Stated goal: Below is a listing; reproduce each line of it exactly.

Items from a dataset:
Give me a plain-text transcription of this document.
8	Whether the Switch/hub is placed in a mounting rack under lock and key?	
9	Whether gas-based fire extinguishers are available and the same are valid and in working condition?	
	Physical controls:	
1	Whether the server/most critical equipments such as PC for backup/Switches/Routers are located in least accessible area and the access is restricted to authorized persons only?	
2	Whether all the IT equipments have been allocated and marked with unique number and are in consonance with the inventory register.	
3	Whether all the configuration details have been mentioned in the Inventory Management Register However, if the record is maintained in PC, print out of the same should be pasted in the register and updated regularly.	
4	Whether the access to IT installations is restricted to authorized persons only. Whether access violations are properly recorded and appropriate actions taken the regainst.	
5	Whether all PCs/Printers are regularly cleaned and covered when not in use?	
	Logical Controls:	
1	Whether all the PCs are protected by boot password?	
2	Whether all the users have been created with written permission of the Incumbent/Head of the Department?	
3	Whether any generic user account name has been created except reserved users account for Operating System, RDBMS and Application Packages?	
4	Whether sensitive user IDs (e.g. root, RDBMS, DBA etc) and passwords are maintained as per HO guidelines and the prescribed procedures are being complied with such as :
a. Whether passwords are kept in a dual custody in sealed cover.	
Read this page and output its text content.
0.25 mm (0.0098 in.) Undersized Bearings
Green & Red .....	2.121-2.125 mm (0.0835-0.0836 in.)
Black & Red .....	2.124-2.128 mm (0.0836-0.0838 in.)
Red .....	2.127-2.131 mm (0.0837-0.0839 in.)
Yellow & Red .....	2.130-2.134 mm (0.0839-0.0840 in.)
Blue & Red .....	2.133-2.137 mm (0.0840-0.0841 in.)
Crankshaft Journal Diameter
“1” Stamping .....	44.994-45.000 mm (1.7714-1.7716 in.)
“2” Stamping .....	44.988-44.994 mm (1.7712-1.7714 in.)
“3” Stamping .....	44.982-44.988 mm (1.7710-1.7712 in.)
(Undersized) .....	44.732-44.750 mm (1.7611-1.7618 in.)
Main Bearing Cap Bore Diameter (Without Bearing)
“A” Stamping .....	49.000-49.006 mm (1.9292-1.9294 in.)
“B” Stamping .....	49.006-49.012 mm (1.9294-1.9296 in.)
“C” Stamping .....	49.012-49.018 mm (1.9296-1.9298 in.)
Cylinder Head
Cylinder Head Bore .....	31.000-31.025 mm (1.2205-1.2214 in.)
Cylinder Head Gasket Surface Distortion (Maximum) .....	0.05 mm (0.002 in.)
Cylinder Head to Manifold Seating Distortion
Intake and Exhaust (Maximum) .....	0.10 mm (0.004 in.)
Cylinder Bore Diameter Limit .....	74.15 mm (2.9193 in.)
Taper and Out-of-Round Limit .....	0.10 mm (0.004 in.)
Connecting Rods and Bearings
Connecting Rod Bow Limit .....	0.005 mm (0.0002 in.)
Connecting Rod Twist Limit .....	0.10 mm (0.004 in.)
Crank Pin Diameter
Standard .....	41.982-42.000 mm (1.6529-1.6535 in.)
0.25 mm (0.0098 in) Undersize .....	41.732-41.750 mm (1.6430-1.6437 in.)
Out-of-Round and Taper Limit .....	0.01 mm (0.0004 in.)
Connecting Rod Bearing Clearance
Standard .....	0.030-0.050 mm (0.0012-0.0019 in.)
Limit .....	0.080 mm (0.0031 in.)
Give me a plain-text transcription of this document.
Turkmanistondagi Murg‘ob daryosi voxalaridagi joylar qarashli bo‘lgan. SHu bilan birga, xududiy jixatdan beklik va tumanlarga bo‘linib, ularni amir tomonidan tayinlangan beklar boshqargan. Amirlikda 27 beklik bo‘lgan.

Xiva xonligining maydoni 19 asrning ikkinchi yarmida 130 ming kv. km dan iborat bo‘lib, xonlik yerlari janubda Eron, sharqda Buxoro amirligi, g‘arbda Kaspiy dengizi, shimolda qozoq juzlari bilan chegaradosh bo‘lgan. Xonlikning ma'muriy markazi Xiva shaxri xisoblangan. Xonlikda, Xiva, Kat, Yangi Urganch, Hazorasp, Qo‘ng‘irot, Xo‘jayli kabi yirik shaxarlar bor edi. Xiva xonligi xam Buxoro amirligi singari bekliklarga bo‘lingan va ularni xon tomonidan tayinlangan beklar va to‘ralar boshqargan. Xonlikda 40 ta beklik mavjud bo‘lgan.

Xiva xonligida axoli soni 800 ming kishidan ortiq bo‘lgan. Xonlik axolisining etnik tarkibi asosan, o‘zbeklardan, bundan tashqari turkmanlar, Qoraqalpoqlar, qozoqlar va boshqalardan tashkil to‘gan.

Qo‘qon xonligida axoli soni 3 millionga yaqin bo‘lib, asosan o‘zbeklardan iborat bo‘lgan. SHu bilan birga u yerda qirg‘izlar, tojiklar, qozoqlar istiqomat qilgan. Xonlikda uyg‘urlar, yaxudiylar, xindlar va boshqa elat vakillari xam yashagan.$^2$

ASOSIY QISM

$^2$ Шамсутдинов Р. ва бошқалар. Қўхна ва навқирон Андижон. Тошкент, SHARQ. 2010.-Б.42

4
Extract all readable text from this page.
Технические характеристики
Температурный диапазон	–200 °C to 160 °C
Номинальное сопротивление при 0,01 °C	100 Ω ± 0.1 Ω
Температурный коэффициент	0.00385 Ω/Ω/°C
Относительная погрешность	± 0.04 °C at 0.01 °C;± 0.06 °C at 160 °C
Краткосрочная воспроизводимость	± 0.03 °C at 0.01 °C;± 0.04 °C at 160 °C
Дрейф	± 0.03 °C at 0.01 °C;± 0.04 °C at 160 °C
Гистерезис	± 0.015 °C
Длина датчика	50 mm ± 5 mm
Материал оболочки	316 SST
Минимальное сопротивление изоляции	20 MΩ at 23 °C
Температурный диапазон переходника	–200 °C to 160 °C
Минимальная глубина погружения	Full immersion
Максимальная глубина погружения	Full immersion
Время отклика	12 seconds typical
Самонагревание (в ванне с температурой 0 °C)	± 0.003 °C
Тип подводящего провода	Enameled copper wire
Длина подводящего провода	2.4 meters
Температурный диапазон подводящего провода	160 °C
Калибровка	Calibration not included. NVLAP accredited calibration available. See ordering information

Exercise solution:
Give me a plain-text transcription of this document.
8	Whether the Switch/hub is placed in a mounting rack under lock and key?	
9	Whether gas-based fire extinguishers are available and the same are valid and in working condition?	
	Physical controls:	
1	Whether the server/most critical equipments such as PC for backup/Switches/Routers are located in least accessible area and the access is restricted to authorized persons only?	
2	Whether all the IT equipments have been allocated and marked with unique number and are in consonance with the inventory register.	
3	Whether all the configuration details have been mentioned in the Inventory Management Register However, if the record is maintained in PC, print out of the same should be pasted in the register and updated regularly.	
4	Whether the access to IT installations is restricted to authorized persons only. Whether access violations are properly recorded and appropriate actions taken the regainst.	
5	Whether all PCs/Printers are regularly cleaned and covered when not in use?	
	Logical Controls:	
1	Whether all the PCs are protected by boot password?	
2	Whether all the users have been created with written permission of the Incumbent/Head of the Department?	
3	Whether any generic user account name has been created except reserved users account for Operating System, RDBMS and Application Packages?	
4	Whether sensitive user IDs (e.g. root, RDBMS, DBA etc) and passwords are maintained as per HO guidelines and the prescribed procedures are being complied with such as :
a. Whether passwords are kept in a dual custody in sealed cover.	
Read this page and output its text content.
0.25 mm (0.0098 in.) Undersized Bearings
Green & Red .....	2.121-2.125 mm (0.0835-0.0836 in.)
Black & Red .....	2.124-2.128 mm (0.0836-0.0838 in.)
Red .....	2.127-2.131 mm (0.0837-0.0839 in.)
Yellow & Red .....	2.130-2.134 mm (0.0839-0.0840 in.)
Blue & Red .....	2.133-2.137 mm (0.0840-0.0841 in.)
Crankshaft Journal Diameter
“1” Stamping .....	44.994-45.000 mm (1.7714-1.7716 in.)
“2” Stamping .....	44.988-44.994 mm (1.7712-1.7714 in.)
“3” Stamping .....	44.982-44.988 mm (1.7710-1.7712 in.)
(Undersized) .....	44.732-44.750 mm (1.7611-1.7618 in.)
Main Bearing Cap Bore Diameter (Without Bearing)
“A” Stamping .....	49.000-49.006 mm (1.9292-1.9294 in.)
“B” Stamping .....	49.006-49.012 mm (1.9294-1.9296 in.)
“C” Stamping .....	49.012-49.018 mm (1.9296-1.9298 in.)
Cylinder Head
Cylinder Head Bore .....	31.000-31.025 mm (1.2205-1.2214 in.)
Cylinder Head Gasket Surface Distortion (Maximum) .....	0.05 mm (0.002 in.)
Cylinder Head to Manifold Seating Distortion
Intake and Exhaust (Maximum) .....	0.10 mm (0.004 in.)
Cylinder Bore Diameter Limit .....	74.15 mm (2.9193 in.)
Taper and Out-of-Round Limit .....	0.10 mm (0.004 in.)
Connecting Rods and Bearings
Connecting Rod Bow Limit .....	0.005 mm (0.0002 in.)
Connecting Rod Twist Limit .....	0.10 mm (0.004 in.)
Crank Pin Diameter
Standard .....	41.982-42.000 mm (1.6529-1.6535 in.)
0.25 mm (0.0098 in) Undersize .....	41.732-41.750 mm (1.6430-1.6437 in.)
Out-of-Round and Taper Limit .....	0.01 mm (0.0004 in.)
Connecting Rod Bearing Clearance
Standard .....	0.030-0.050 mm (0.0012-0.0019 in.)
Limit .....	0.080 mm (0.0031 in.)
Give me a plain-text transcription of this document.
Turkmanistondagi Murg‘ob daryosi voxalaridagi joylar qarashli bo‘lgan. SHu bilan birga, xududiy jixatdan beklik va tumanlarga bo‘linib, ularni amir tomonidan tayinlangan beklar boshqargan. Amirlikda 27 beklik bo‘lgan.

Xiva xonligining maydoni 19 asrning ikkinchi yarmida 130 ming kv. km dan iborat bo‘lib, xonlik yerlari janubda Eron, sharqda Buxoro amirligi, g‘arbda Kaspiy dengizi, shimolda qozoq juzlari bilan chegaradosh bo‘lgan. Xonlikning ma'muriy markazi Xiva shaxri xisoblangan. Xonlikda, Xiva, Kat, Yangi Urganch, Hazorasp, Qo‘ng‘irot, Xo‘jayli kabi yirik shaxarlar bor edi. Xiva xonligi xam Buxoro amirligi singari bekliklarga bo‘lingan va ularni xon tomonidan tayinlangan beklar va to‘ralar boshqargan. Xonlikda 40 ta beklik mavjud bo‘lgan.

Xiva xonligida axoli soni 800 ming kishidan ortiq bo‘lgan. Xonlik axolisining etnik tarkibi asosan, o‘zbeklardan, bundan tashqari turkmanlar, Qoraqalpoqlar, qozoqlar va boshqalardan tashkil to‘gan.

Qo‘qon xonligida axoli soni 3 millionga yaqin bo‘lib, asosan o‘zbeklardan iborat bo‘lgan. SHu bilan birga u yerda qirg‘izlar, tojiklar, qozoqlar istiqomat qilgan. Xonlikda uyg‘urlar, yaxudiylar, xindlar va boshqa elat vakillari xam yashagan.$^2$

ASOSIY QISM

$^2$ Шамсутдинов Р. ва бошқалар. Қўхна ва навқирон Андижон. Тошкент, SHARQ. 2010.-Б.42

4
Extract all readable text from this page.
Технические характеристики
Температурный диапазон	–200 °C to 160 °C
Номинальное сопротивление при 0,01 °C	100 Ω ± 0.1 Ω
Температурный коэффициент	0.00385 Ω/Ω/°C
Относительная погрешность	± 0.04 °C at 0.01 °C;± 0.06 °C at 160 °C
Краткосрочная воспроизводимость	± 0.03 °C at 0.01 °C;± 0.04 °C at 160 °C
Дрейф	± 0.03 °C at 0.01 °C;± 0.04 °C at 160 °C
Гистерезис	± 0.015 °C
Длина датчика	50 mm ± 5 mm
Материал оболочки	316 SST
Минимальное сопротивление изоляции	20 MΩ at 23 °C
Температурный диапазон переходника	–200 °C to 160 °C
Минимальная глубина погружения	Full immersion
Максимальная глубина погружения	Full immersion
Время отклика	12 seconds typical
Самонагревание (в ванне с температурой 0 °C)	± 0.003 °C
Тип подводящего провода	Enameled copper wire
Длина подводящего провода	2.4 meters
Температурный диапазон подводящего провода	160 °C
Калибровка	Calibration not included. NVLAP accredited calibration available. See ordering information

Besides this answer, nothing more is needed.